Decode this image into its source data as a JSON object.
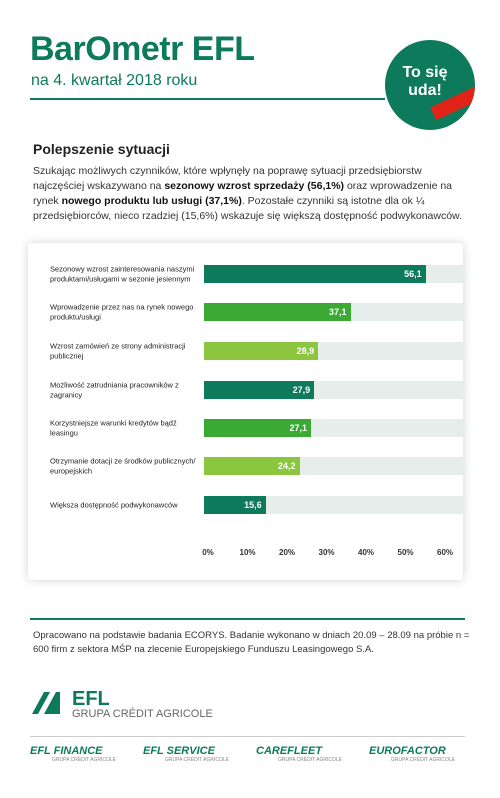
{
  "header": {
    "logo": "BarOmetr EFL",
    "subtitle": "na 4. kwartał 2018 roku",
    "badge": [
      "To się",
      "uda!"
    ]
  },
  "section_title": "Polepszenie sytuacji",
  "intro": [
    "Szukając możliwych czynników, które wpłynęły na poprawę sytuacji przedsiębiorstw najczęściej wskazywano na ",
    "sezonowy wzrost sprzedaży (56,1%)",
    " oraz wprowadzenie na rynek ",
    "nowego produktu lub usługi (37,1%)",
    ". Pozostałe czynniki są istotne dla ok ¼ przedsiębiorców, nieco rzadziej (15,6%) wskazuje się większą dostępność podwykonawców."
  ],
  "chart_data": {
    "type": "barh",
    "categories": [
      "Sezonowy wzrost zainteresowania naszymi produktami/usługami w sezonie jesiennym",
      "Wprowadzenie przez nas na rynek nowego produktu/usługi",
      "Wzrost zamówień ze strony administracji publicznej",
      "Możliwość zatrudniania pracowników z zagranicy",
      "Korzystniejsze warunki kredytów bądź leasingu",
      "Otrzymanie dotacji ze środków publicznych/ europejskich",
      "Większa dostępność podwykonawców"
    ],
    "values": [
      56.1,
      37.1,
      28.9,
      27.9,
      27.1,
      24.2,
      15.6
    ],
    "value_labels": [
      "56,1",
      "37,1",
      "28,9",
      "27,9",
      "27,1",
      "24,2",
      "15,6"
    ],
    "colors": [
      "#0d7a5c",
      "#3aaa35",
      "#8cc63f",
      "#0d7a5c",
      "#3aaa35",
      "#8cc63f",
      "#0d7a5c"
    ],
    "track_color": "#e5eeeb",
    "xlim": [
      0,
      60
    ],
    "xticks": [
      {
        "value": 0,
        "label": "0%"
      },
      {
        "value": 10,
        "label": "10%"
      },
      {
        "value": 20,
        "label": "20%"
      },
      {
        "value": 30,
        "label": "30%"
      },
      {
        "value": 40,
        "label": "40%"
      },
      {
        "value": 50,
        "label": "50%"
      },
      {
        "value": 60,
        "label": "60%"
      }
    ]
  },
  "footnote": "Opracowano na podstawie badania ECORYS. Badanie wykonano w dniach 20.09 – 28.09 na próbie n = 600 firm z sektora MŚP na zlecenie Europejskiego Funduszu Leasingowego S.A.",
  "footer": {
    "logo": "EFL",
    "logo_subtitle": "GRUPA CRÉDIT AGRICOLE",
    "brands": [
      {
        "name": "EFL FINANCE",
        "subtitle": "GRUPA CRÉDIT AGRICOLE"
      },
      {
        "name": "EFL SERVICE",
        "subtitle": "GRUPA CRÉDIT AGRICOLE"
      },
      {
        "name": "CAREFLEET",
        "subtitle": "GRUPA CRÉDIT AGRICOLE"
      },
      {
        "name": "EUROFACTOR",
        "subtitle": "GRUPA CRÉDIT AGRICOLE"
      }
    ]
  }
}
________________________________________
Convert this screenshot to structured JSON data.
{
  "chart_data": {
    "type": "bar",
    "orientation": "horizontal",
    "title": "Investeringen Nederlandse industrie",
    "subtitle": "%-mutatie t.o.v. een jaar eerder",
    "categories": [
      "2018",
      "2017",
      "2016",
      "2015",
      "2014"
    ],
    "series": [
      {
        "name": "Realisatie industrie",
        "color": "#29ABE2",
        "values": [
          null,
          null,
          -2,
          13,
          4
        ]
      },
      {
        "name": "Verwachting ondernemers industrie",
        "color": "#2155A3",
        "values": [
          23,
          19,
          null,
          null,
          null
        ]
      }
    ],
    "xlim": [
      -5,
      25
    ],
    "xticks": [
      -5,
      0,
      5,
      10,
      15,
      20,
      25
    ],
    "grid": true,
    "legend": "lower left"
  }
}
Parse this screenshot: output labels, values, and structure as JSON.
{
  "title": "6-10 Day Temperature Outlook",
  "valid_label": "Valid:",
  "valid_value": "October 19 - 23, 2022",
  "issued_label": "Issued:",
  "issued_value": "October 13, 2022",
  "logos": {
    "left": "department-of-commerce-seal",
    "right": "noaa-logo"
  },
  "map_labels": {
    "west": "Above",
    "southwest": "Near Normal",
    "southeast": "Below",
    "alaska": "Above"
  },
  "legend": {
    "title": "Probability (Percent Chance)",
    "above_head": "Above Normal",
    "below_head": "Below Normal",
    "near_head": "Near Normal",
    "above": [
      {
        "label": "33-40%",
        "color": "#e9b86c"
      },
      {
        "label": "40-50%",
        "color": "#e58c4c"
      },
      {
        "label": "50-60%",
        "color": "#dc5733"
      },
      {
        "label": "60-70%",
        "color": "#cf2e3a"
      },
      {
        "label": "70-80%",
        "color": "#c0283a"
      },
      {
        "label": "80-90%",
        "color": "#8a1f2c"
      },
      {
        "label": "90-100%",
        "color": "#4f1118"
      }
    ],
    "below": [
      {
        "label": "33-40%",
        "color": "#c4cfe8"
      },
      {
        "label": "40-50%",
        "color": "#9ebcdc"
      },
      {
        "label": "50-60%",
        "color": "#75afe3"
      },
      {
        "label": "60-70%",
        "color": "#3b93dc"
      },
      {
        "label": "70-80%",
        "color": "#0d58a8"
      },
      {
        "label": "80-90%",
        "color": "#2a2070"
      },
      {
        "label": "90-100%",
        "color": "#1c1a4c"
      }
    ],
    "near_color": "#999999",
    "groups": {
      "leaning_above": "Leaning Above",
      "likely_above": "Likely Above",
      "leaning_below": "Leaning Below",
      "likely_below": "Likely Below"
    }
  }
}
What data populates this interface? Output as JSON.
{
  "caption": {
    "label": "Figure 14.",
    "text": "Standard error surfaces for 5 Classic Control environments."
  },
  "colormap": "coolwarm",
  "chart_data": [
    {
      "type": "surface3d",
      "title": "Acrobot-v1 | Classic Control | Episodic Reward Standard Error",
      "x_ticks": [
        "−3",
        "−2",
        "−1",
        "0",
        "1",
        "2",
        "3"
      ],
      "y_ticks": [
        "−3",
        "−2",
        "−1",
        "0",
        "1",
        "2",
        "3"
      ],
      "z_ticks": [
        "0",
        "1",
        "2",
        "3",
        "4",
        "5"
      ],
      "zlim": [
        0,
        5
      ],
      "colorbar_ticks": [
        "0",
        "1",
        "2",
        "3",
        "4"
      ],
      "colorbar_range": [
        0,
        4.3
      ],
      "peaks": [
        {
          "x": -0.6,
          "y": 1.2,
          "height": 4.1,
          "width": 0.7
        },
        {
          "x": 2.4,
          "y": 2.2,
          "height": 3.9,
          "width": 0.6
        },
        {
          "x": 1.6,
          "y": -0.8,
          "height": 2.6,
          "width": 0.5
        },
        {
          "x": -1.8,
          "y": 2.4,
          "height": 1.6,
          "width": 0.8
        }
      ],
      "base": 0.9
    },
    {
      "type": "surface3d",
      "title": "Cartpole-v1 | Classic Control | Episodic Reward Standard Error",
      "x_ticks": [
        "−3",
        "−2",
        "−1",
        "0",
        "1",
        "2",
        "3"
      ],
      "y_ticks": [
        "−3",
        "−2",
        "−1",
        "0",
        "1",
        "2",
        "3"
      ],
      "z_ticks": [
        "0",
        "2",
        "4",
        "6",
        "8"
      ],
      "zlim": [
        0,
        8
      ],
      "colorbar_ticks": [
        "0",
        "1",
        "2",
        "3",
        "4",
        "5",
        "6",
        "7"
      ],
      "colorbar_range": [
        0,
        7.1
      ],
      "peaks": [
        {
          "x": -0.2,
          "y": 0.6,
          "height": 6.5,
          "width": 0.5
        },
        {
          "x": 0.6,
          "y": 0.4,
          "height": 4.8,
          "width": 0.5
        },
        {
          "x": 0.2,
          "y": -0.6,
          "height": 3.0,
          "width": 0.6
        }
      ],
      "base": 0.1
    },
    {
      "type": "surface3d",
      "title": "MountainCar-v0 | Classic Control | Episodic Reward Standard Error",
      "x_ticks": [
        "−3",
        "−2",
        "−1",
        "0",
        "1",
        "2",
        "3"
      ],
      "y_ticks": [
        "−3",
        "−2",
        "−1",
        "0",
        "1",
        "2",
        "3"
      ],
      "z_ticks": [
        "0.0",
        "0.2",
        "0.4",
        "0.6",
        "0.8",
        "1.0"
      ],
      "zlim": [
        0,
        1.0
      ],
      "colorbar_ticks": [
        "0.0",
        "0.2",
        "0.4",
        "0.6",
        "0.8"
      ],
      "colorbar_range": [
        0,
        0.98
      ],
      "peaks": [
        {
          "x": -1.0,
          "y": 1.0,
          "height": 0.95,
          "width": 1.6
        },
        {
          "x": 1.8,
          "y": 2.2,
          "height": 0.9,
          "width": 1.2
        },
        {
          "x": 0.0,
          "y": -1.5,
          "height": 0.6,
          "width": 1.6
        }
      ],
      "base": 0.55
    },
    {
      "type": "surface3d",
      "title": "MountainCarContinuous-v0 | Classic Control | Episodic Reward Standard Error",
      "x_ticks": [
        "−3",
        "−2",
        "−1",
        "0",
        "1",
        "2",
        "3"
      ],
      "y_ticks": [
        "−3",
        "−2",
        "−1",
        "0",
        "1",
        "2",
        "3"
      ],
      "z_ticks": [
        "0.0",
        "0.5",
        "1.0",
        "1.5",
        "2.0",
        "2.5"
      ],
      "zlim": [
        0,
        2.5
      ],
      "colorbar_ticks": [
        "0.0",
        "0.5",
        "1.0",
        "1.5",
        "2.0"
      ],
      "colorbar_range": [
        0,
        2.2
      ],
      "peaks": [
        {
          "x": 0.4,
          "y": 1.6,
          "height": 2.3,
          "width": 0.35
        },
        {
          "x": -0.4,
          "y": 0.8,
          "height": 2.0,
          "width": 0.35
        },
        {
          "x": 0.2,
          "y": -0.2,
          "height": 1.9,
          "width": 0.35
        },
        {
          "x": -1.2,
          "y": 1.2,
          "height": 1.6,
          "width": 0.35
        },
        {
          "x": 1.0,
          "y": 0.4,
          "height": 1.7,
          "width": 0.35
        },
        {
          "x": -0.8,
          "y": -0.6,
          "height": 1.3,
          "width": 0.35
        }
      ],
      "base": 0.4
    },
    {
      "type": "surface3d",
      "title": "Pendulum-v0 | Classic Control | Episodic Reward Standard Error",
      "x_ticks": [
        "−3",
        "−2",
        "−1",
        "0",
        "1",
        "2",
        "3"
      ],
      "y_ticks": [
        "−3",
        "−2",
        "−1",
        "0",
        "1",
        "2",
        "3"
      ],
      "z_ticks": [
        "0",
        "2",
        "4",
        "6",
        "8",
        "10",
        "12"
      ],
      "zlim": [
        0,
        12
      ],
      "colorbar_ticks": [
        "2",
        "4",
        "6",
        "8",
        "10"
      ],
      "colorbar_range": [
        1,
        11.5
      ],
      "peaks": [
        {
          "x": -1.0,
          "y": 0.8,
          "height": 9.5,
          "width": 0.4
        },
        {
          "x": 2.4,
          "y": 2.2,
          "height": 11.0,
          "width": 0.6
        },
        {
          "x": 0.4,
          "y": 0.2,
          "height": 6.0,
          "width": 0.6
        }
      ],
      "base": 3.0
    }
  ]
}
________________________________________
_Directive_
Search the lines for "Likely". Copy each line that has it.

_The result_
      "likely_above": "Likely Above",
      "likely_below": "Likely Below"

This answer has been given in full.